(Beginning of Passage for review)
The Abu Dhabi Investment Council (The Council) is an investment arm of the Government of Abu Dhabi. It started operations in April 2007 and is responsible for investing part of the government's surplus financial resources through a globally diversified investment strategy, targeting positive capital returns through an expansive portfolio of highly diversified asset classes and active investment management strategies.

History
The Abu Dhabi Investment Council was splintered off from the Abu Dhabi Investment Authority (ADIA) in 2007 and took over all local subsidiaries previously owned by ADIA including Abu Dhabi Commercial Bank, National Bank of Abu Dhabi and Abu Dhabi Investment Company (Invest AD). Since Autumn 2013 the Council has been based at Al Bahr Towers.

Investment strategy

The investment strategy of the Council seeks to achieve superior risk-adjusted returns across the entire capital structure while preserving capital. Although the Council invests globally, there is a strong focus of investing in Abu Dhabi's economy. Some of its significant investments include:
 National Bank of Abu Dhabi
 Abu Dhabi Commercial Bank
 Union National Bank
 Al Hilal Bank
 Abu Dhabi National Insurance Company
 Abu Dhabi Aviation Company
 Abu Dhabi Investment Company (Invest AD)
 Abu Dhabi National Chemicals Company

Notably in 2008, the Council acquired 90% ownership of New York's landmark Chrysler Building.

Business functions

Office of the Managing Director

The Managing Director is the highest-ranking officer within the Council. He reports to the board of directors and is responsible for the operations of the Council.
(End of Passage for review)
(Beginning of Provided data)
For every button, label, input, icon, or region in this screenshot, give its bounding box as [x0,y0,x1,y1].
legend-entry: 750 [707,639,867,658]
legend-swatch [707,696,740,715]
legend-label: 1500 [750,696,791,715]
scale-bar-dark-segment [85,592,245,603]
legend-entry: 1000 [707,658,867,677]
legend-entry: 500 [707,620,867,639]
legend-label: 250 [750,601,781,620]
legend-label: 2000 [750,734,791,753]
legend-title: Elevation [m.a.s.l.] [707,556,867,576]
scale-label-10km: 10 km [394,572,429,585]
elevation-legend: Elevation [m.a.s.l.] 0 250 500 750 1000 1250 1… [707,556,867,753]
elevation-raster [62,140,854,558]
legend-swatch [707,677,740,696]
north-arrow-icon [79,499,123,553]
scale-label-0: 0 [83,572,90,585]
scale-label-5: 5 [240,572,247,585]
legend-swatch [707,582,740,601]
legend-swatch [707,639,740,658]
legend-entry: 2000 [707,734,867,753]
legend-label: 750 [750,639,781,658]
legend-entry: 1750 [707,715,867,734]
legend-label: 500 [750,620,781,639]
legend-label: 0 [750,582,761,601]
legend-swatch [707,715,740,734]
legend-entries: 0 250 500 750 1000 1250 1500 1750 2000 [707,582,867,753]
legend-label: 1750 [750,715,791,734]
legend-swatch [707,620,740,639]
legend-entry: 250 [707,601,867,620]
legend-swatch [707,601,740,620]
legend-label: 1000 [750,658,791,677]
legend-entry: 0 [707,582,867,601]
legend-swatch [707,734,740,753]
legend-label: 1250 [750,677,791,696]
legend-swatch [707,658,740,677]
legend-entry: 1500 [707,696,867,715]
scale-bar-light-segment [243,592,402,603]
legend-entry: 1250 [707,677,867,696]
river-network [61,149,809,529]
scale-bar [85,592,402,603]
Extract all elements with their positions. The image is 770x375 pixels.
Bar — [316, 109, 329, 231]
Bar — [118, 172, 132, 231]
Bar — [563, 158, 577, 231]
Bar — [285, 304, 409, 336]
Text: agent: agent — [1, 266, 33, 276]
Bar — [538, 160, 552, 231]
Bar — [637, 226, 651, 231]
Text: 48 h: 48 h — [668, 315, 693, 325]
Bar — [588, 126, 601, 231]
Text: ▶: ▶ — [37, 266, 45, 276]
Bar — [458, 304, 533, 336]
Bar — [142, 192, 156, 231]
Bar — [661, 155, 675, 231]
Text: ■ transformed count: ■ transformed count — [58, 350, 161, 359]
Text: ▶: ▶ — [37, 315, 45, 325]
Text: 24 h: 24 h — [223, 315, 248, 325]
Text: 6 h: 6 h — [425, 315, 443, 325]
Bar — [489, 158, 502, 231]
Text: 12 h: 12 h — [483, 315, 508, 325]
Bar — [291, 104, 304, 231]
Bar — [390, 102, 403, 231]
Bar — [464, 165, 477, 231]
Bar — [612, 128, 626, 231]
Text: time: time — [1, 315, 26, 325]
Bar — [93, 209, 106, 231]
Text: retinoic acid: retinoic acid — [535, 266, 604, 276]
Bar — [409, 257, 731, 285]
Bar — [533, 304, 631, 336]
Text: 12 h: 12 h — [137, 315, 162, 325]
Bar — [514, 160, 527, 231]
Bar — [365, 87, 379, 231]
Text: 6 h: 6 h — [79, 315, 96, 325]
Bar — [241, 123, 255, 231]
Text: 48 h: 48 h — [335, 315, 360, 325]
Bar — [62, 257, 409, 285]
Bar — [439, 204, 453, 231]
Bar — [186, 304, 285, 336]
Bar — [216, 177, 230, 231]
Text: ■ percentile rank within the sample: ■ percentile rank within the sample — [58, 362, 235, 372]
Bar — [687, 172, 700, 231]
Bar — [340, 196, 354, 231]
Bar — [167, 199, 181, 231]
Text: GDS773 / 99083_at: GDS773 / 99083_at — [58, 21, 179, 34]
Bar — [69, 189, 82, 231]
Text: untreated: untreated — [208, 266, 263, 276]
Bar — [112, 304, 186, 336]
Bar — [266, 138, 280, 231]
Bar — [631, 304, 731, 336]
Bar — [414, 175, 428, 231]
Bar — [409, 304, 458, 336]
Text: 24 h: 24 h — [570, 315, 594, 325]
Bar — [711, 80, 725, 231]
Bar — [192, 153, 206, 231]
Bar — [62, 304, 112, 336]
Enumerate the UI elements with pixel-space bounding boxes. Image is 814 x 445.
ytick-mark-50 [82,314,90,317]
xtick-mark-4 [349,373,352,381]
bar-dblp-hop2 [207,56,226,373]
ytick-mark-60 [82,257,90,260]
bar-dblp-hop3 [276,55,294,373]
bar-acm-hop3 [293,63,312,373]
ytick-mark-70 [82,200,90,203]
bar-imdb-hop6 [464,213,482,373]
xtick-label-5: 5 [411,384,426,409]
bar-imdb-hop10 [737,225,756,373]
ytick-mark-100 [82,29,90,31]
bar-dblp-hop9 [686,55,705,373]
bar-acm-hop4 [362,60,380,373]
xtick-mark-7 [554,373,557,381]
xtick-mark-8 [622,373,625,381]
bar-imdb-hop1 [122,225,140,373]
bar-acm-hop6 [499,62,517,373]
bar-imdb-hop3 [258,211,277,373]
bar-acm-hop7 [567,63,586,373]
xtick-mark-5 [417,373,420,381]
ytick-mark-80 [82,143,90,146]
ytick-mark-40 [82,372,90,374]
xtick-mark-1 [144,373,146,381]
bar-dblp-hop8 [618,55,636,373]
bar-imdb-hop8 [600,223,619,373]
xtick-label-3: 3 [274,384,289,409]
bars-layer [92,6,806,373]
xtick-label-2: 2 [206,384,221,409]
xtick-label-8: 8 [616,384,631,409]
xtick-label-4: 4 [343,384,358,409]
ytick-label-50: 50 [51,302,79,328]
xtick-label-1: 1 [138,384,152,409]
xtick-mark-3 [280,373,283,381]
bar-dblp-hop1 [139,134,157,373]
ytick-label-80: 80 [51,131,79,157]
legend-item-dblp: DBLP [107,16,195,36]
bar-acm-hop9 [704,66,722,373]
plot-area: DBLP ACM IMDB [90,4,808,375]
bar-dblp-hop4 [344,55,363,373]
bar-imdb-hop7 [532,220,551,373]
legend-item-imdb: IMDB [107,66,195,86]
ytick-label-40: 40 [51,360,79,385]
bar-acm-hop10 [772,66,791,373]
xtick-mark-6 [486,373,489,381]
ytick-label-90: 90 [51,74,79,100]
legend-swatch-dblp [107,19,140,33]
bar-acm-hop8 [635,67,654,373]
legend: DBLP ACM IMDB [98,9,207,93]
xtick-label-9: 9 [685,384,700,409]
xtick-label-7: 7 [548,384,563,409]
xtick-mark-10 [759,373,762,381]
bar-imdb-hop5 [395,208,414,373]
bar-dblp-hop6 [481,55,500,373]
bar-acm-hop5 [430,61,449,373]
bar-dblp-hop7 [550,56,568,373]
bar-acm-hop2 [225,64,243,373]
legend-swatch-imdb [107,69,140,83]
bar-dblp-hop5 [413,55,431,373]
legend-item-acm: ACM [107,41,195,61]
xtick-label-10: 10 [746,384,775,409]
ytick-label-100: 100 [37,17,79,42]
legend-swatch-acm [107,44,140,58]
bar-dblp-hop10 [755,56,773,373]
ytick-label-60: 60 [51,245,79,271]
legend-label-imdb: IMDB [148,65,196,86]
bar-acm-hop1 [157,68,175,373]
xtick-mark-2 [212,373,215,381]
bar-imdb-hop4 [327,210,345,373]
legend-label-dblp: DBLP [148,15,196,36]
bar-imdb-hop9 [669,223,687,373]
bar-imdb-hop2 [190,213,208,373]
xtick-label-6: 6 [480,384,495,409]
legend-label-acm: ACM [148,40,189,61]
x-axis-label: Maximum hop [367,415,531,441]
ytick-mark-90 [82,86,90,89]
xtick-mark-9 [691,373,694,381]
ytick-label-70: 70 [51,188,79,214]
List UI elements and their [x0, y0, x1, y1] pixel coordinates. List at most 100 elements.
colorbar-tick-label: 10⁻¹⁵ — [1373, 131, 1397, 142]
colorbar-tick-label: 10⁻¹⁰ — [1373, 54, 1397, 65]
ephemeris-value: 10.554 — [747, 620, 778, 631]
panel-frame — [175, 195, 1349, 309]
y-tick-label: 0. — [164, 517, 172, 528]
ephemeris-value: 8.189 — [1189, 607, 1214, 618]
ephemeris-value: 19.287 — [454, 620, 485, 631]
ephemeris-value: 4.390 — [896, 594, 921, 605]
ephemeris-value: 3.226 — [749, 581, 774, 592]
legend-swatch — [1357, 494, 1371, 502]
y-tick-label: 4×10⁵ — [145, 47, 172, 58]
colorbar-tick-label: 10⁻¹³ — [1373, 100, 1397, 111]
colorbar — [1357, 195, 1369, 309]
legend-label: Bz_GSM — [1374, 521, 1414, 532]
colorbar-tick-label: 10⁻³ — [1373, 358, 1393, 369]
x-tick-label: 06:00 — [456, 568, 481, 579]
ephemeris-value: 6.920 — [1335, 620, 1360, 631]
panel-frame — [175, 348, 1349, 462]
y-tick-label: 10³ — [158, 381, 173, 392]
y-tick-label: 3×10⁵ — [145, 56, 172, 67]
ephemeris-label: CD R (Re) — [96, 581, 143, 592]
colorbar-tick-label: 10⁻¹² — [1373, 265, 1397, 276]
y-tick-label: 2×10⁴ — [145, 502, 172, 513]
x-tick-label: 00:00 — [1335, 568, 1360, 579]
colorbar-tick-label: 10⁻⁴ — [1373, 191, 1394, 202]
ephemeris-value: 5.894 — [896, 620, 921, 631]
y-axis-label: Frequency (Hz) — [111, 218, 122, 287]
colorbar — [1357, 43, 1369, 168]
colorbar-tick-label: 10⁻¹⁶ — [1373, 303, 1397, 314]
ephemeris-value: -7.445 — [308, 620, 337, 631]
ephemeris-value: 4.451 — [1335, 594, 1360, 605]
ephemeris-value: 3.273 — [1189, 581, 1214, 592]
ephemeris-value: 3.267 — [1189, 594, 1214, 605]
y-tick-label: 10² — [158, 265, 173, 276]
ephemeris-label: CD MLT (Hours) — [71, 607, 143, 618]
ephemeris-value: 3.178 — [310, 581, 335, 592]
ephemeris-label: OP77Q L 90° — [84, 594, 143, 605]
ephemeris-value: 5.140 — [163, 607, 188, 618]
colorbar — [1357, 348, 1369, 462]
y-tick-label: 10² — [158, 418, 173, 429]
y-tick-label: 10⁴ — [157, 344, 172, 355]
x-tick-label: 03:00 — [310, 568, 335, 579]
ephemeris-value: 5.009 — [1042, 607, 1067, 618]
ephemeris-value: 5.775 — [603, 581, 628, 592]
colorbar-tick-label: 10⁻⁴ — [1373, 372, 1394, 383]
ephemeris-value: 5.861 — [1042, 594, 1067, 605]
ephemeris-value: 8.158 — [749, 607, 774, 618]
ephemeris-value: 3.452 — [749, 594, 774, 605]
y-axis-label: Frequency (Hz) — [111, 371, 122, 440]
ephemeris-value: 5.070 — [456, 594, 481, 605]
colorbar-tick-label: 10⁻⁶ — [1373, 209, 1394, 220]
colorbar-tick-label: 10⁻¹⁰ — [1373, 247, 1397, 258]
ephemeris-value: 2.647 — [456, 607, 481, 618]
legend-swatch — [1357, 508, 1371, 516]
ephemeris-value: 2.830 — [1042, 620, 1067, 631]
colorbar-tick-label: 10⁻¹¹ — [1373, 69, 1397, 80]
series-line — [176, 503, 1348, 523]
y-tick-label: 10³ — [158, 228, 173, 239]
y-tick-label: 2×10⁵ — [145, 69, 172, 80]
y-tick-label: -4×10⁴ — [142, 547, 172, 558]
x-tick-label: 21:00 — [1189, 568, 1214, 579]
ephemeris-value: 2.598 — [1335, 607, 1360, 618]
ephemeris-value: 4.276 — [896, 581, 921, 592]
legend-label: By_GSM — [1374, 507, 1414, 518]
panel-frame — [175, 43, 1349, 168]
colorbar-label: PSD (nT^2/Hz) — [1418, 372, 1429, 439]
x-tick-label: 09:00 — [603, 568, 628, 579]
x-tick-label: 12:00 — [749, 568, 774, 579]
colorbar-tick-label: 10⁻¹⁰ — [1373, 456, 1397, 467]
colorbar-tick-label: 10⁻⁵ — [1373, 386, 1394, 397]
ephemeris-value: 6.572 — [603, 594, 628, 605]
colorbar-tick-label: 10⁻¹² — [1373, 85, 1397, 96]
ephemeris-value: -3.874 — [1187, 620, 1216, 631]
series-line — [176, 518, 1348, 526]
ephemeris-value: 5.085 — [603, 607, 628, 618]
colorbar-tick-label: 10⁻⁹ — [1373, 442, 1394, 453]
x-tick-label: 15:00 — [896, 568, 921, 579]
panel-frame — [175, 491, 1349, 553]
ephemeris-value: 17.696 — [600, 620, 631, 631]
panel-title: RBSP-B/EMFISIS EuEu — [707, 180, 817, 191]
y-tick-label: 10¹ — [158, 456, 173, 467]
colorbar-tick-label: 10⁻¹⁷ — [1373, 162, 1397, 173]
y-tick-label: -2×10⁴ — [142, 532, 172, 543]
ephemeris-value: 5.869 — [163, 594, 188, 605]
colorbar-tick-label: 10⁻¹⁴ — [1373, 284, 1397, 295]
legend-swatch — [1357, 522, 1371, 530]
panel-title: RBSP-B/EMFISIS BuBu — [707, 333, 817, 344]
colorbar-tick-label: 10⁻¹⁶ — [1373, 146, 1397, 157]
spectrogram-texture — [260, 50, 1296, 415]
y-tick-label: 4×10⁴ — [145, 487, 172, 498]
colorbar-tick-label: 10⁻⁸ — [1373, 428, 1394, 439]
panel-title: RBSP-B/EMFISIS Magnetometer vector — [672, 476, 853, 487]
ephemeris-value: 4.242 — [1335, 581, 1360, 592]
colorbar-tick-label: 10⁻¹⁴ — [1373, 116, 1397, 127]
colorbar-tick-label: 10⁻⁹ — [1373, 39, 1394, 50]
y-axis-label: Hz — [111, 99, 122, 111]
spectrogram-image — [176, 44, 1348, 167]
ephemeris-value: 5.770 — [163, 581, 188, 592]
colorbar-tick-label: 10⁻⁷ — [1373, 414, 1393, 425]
(End of Provided data)
Exercise details: Reproduce verbatim the stretch of the text on the Abu Dhabi Investment Council from "The investment strategy" through "landmark Chrysler Building.".

Answer to this problem:
The investment strategy of the Council seeks to achieve superior risk-adjusted returns across the entire capital structure while preserving capital. Although the Council invests globally, there is a strong focus of investing in Abu Dhabi's economy. Some of its significant investments include:
 National Bank of Abu Dhabi
 Abu Dhabi Commercial Bank
 Union National Bank
 Al Hilal Bank
 Abu Dhabi National Insurance Company
 Abu Dhabi Aviation Company
 Abu Dhabi Investment Company (Invest AD)
 Abu Dhabi National Chemicals Company

Notably in 2008, the Council acquired 90% ownership of New York's landmark Chrysler Building.